• _TASK TO CARRY OUT_
Transcribe the entries that follow, word for word.

......

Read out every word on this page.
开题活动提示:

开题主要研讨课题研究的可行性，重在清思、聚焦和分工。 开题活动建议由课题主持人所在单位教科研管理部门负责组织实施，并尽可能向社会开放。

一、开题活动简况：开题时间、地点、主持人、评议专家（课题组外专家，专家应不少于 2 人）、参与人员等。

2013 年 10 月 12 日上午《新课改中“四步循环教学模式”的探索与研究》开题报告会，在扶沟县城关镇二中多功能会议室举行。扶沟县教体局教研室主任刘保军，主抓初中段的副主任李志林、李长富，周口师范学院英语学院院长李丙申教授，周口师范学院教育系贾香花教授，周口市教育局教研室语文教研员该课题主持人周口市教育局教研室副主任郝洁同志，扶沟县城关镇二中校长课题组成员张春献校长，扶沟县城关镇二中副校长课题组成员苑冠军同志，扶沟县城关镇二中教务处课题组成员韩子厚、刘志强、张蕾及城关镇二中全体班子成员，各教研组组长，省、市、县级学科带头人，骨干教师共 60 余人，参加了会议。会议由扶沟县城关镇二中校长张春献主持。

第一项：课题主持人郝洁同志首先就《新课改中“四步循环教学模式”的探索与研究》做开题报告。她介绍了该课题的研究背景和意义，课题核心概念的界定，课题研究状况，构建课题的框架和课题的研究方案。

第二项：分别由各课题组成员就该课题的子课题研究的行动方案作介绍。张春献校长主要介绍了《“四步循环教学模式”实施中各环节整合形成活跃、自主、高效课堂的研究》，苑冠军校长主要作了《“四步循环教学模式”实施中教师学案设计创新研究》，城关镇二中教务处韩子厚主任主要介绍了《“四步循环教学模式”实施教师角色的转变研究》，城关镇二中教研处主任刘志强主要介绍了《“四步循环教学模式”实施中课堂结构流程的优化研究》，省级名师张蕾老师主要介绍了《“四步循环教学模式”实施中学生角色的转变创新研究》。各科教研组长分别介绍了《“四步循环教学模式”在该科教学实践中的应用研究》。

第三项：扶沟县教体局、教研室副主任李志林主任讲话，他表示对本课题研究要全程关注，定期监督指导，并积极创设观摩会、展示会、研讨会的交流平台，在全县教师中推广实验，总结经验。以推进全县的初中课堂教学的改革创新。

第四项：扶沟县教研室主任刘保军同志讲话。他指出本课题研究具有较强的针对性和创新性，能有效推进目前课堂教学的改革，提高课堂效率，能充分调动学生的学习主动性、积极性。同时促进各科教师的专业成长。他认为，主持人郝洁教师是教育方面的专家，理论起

......

• _ANSWER FOR THIS EXERCISE_
Read out every word on this page.
开题活动提示:

开题主要研讨课题研究的可行性，重在清思、聚焦和分工。 开题活动建议由课题主持人所在单位教科研管理部门负责组织实施，并尽可能向社会开放。

一、开题活动简况：开题时间、地点、主持人、评议专家（课题组外专家，专家应不少于 2 人）、参与人员等。

2013 年 10 月 12 日上午《新课改中“四步循环教学模式”的探索与研究》开题报告会，在扶沟县城关镇二中多功能会议室举行。扶沟县教体局教研室主任刘保军，主抓初中段的副主任李志林、李长富，周口师范学院英语学院院长李丙申教授，周口师范学院教育系贾香花教授，周口市教育局教研室语文教研员该课题主持人周口市教育局教研室副主任郝洁同志，扶沟县城关镇二中校长课题组成员张春献校长，扶沟县城关镇二中副校长课题组成员苑冠军同志，扶沟县城关镇二中教务处课题组成员韩子厚、刘志强、张蕾及城关镇二中全体班子成员，各教研组组长，省、市、县级学科带头人，骨干教师共 60 余人，参加了会议。会议由扶沟县城关镇二中校长张春献主持。

第一项：课题主持人郝洁同志首先就《新课改中“四步循环教学模式”的探索与研究》做开题报告。她介绍了该课题的研究背景和意义，课题核心概念的界定，课题研究状况，构建课题的框架和课题的研究方案。

第二项：分别由各课题组成员就该课题的子课题研究的行动方案作介绍。张春献校长主要介绍了《“四步循环教学模式”实施中各环节整合形成活跃、自主、高效课堂的研究》，苑冠军校长主要作了《“四步循环教学模式”实施中教师学案设计创新研究》，城关镇二中教务处韩子厚主任主要介绍了《“四步循环教学模式”实施教师角色的转变研究》，城关镇二中教研处主任刘志强主要介绍了《“四步循环教学模式”实施中课堂结构流程的优化研究》，省级名师张蕾老师主要介绍了《“四步循环教学模式”实施中学生角色的转变创新研究》。各科教研组长分别介绍了《“四步循环教学模式”在该科教学实践中的应用研究》。

第三项：扶沟县教体局、教研室副主任李志林主任讲话，他表示对本课题研究要全程关注，定期监督指导，并积极创设观摩会、展示会、研讨会的交流平台，在全县教师中推广实验，总结经验。以推进全县的初中课堂教学的改革创新。

第四项：扶沟县教研室主任刘保军同志讲话。他指出本课题研究具有较强的针对性和创新性，能有效推进目前课堂教学的改革，提高课堂效率，能充分调动学生的学习主动性、积极性。同时促进各科教师的专业成长。他认为，主持人郝洁教师是教育方面的专家，理论起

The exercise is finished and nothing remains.